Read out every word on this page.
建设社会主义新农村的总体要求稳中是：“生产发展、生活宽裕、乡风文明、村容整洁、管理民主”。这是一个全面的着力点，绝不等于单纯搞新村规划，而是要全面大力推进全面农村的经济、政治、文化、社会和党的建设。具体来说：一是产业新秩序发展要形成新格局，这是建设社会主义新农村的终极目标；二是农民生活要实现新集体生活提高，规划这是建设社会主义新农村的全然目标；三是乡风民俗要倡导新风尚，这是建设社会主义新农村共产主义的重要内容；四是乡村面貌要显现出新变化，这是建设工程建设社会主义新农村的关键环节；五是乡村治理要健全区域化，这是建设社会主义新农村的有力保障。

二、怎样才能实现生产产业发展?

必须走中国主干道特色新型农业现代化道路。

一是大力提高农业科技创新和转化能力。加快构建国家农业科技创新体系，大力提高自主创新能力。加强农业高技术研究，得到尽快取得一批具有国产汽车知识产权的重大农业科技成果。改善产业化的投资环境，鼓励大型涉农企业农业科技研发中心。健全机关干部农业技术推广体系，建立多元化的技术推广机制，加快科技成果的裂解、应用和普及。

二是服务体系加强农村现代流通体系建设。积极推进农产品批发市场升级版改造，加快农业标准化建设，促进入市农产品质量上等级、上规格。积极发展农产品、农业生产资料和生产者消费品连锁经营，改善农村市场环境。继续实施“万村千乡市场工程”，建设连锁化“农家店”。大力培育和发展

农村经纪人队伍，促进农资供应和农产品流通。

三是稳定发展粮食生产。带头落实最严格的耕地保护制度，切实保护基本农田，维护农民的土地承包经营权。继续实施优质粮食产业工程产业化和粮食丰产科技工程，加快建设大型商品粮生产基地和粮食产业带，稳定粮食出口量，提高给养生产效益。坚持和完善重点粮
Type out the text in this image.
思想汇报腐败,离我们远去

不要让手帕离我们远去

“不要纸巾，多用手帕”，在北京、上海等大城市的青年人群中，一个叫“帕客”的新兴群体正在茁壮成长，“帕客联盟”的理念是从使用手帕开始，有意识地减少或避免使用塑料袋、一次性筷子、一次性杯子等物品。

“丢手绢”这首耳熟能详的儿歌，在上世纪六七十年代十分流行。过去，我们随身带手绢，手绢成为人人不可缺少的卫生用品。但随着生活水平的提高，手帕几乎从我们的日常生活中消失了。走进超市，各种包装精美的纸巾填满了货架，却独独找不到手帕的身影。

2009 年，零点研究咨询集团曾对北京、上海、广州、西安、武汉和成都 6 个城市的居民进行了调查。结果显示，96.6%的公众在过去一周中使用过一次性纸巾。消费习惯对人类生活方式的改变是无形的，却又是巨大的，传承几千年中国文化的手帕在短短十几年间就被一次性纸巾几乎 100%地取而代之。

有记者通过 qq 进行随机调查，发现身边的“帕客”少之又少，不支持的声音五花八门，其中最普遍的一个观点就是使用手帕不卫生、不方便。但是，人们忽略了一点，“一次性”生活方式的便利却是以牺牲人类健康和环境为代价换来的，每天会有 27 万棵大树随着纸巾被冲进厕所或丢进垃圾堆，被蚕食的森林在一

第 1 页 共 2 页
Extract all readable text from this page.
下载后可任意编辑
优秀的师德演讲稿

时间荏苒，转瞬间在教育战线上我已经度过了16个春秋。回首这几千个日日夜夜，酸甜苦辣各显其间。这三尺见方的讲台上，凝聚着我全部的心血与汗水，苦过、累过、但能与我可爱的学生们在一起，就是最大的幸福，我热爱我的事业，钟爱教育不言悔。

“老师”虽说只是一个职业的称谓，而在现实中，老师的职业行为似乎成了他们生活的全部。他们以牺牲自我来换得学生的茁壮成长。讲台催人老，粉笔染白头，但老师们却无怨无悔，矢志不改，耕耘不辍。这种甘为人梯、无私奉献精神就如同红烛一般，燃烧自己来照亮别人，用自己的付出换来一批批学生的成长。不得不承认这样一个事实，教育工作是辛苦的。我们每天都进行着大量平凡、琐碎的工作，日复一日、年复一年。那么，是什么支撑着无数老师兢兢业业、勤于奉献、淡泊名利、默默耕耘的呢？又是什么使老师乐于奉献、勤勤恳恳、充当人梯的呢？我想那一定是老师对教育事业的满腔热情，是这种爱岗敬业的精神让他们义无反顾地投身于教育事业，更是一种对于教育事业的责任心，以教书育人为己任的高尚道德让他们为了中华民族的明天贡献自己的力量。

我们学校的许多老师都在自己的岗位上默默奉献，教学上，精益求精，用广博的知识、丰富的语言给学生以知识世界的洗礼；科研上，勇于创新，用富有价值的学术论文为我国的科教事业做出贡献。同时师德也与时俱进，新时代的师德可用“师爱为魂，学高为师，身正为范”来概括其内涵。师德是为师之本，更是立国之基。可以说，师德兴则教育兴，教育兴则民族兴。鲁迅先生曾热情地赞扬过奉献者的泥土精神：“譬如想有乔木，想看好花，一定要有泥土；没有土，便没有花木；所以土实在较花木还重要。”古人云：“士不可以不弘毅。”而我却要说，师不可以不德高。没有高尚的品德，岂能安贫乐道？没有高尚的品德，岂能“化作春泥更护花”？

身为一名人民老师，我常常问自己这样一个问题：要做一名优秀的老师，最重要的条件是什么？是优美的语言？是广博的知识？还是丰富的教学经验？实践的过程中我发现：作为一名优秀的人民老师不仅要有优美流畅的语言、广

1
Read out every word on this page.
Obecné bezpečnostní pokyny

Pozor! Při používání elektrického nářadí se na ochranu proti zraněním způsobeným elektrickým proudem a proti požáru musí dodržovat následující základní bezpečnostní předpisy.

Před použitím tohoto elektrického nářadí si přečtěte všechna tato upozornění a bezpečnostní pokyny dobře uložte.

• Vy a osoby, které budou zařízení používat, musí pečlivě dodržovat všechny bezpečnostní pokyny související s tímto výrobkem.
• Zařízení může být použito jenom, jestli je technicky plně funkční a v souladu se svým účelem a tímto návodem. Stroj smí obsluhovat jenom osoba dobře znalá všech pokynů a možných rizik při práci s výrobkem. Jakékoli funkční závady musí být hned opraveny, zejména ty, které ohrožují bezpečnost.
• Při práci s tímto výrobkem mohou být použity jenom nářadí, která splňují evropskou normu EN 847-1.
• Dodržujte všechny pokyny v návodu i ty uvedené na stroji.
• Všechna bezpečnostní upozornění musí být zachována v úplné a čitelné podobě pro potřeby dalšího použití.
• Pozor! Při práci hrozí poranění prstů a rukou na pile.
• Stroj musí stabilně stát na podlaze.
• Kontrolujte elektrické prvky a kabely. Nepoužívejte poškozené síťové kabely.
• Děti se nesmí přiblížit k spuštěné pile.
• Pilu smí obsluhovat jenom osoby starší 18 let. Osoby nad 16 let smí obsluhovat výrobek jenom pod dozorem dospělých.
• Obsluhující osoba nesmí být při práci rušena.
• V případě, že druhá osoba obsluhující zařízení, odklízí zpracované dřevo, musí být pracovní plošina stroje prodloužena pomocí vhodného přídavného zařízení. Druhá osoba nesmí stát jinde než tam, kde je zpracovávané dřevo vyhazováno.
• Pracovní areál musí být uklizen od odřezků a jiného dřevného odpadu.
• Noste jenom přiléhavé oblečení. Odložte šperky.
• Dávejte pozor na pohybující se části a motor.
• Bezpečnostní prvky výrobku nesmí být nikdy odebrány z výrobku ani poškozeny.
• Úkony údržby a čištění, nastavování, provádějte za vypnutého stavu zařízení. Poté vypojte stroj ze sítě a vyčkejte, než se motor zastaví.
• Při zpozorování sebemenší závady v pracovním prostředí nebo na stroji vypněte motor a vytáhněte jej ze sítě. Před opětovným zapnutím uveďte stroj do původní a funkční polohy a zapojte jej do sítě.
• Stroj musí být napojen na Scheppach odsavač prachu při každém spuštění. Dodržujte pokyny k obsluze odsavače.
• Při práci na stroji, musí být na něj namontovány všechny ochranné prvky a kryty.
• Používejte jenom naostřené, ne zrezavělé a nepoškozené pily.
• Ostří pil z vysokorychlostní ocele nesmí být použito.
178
───
> WHAT YOU HAVE TO DO: List the lines of the entries that include "závady".

> RESPONSE TO THE TASK:
• Zařízení může být použito jenom, jestli je technicky plně funkční a v souladu se svým účelem a tímto návodem. Stroj smí obsluhovat jenom osoba dobře znalá všech pokynů a možných rizik při práci s výrobkem. Jakékoli funkční závady musí být hned opraveny, zejména ty, které ohrožují bezpečnost.
• Při zpozorování sebemenší závady v pracovním prostředí nebo na stroji vypněte motor a vytáhněte jej ze sítě. Před opětovným zapnutím uveďte stroj do původní a funkční polohy a zapojte jej do sítě.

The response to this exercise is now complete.